### [Exercise instructions]
Exactly reproduce each line of the listing that follows.

◆ ◆ ◆ ◆

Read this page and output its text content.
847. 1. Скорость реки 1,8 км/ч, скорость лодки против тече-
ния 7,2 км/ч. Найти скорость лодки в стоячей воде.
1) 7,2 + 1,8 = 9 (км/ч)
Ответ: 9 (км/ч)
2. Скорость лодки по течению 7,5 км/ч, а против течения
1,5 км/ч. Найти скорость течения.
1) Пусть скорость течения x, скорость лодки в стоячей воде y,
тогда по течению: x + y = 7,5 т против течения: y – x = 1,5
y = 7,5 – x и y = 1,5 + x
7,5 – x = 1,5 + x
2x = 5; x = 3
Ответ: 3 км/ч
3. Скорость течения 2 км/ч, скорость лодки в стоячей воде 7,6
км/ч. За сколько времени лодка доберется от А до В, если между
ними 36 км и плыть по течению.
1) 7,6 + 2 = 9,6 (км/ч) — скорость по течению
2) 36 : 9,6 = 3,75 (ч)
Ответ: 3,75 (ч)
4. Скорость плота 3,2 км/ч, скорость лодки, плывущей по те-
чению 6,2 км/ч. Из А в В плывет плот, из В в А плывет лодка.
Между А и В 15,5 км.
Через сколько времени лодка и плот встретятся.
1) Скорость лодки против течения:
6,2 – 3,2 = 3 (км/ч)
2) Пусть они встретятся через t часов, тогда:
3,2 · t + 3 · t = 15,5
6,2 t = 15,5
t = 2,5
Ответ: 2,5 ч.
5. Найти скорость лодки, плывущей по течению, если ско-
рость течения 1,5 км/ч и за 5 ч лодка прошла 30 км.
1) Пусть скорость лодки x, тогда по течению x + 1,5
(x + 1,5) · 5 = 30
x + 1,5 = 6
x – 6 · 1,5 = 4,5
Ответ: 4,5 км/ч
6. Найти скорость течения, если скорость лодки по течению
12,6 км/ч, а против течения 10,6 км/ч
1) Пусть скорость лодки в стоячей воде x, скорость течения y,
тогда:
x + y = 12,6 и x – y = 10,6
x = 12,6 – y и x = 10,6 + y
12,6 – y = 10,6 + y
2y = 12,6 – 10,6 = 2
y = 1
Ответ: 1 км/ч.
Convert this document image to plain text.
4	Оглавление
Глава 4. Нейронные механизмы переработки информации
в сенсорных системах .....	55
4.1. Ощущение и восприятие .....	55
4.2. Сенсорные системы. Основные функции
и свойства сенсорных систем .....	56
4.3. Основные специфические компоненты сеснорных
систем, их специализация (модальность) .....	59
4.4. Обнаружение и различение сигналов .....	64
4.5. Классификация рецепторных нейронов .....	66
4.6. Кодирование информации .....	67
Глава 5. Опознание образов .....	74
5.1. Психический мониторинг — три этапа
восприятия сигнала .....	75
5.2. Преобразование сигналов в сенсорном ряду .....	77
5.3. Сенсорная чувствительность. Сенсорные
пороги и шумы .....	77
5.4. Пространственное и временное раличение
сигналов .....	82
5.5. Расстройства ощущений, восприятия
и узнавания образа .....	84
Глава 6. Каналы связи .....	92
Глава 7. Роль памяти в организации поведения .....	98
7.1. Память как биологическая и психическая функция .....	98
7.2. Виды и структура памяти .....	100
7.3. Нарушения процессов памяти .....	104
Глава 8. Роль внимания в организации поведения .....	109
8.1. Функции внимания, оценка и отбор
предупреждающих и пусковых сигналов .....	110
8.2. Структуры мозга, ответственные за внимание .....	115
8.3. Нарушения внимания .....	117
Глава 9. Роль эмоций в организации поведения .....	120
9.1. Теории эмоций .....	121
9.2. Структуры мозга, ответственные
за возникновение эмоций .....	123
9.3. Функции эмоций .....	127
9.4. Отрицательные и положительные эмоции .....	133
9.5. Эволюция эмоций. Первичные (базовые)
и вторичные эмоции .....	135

◆ ◆ ◆ ◆

### [Right answer]
Read this page and output its text content.
847. 1. Скорость реки 1,8 км/ч, скорость лодки против тече-
ния 7,2 км/ч. Найти скорость лодки в стоячей воде.
1) 7,2 + 1,8 = 9 (км/ч)
Ответ: 9 (км/ч)
2. Скорость лодки по течению 7,5 км/ч, а против течения
1,5 км/ч. Найти скорость течения.
1) Пусть скорость течения x, скорость лодки в стоячей воде y,
тогда по течению: x + y = 7,5 т против течения: y – x = 1,5
y = 7,5 – x и y = 1,5 + x
7,5 – x = 1,5 + x
2x = 5; x = 3
Ответ: 3 км/ч
3. Скорость течения 2 км/ч, скорость лодки в стоячей воде 7,6
км/ч. За сколько времени лодка доберется от А до В, если между
ними 36 км и плыть по течению.
1) 7,6 + 2 = 9,6 (км/ч) — скорость по течению
2) 36 : 9,6 = 3,75 (ч)
Ответ: 3,75 (ч)
4. Скорость плота 3,2 км/ч, скорость лодки, плывущей по те-
чению 6,2 км/ч. Из А в В плывет плот, из В в А плывет лодка.
Между А и В 15,5 км.
Через сколько времени лодка и плот встретятся.
1) Скорость лодки против течения:
6,2 – 3,2 = 3 (км/ч)
2) Пусть они встретятся через t часов, тогда:
3,2 · t + 3 · t = 15,5
6,2 t = 15,5
t = 2,5
Ответ: 2,5 ч.
5. Найти скорость лодки, плывущей по течению, если ско-
рость течения 1,5 км/ч и за 5 ч лодка прошла 30 км.
1) Пусть скорость лодки x, тогда по течению x + 1,5
(x + 1,5) · 5 = 30
x + 1,5 = 6
x – 6 · 1,5 = 4,5
Ответ: 4,5 км/ч
6. Найти скорость течения, если скорость лодки по течению
12,6 км/ч, а против течения 10,6 км/ч
1) Пусть скорость лодки в стоячей воде x, скорость течения y,
тогда:
x + y = 12,6 и x – y = 10,6
x = 12,6 – y и x = 10,6 + y
12,6 – y = 10,6 + y
2y = 12,6 – 10,6 = 2
y = 1
Ответ: 1 км/ч.
Convert this document image to plain text.
4	Оглавление
Глава 4. Нейронные механизмы переработки информации
в сенсорных системах .....	55
4.1. Ощущение и восприятие .....	55
4.2. Сенсорные системы. Основные функции
и свойства сенсорных систем .....	56
4.3. Основные специфические компоненты сеснорных
систем, их специализация (модальность) .....	59
4.4. Обнаружение и различение сигналов .....	64
4.5. Классификация рецепторных нейронов .....	66
4.6. Кодирование информации .....	67
Глава 5. Опознание образов .....	74
5.1. Психический мониторинг — три этапа
восприятия сигнала .....	75
5.2. Преобразование сигналов в сенсорном ряду .....	77
5.3. Сенсорная чувствительность. Сенсорные
пороги и шумы .....	77
5.4. Пространственное и временное раличение
сигналов .....	82
5.5. Расстройства ощущений, восприятия
и узнавания образа .....	84
Глава 6. Каналы связи .....	92
Глава 7. Роль памяти в организации поведения .....	98
7.1. Память как биологическая и психическая функция .....	98
7.2. Виды и структура памяти .....	100
7.3. Нарушения процессов памяти .....	104
Глава 8. Роль внимания в организации поведения .....	109
8.1. Функции внимания, оценка и отбор
предупреждающих и пусковых сигналов .....	110
8.2. Структуры мозга, ответственные за внимание .....	115
8.3. Нарушения внимания .....	117
Глава 9. Роль эмоций в организации поведения .....	120
9.1. Теории эмоций .....	121
9.2. Структуры мозга, ответственные
за возникновение эмоций .....	123
9.3. Функции эмоций .....	127
9.4. Отрицательные и положительные эмоции .....	133
9.5. Эволюция эмоций. Первичные (базовые)
и вторичные эмоции .....	135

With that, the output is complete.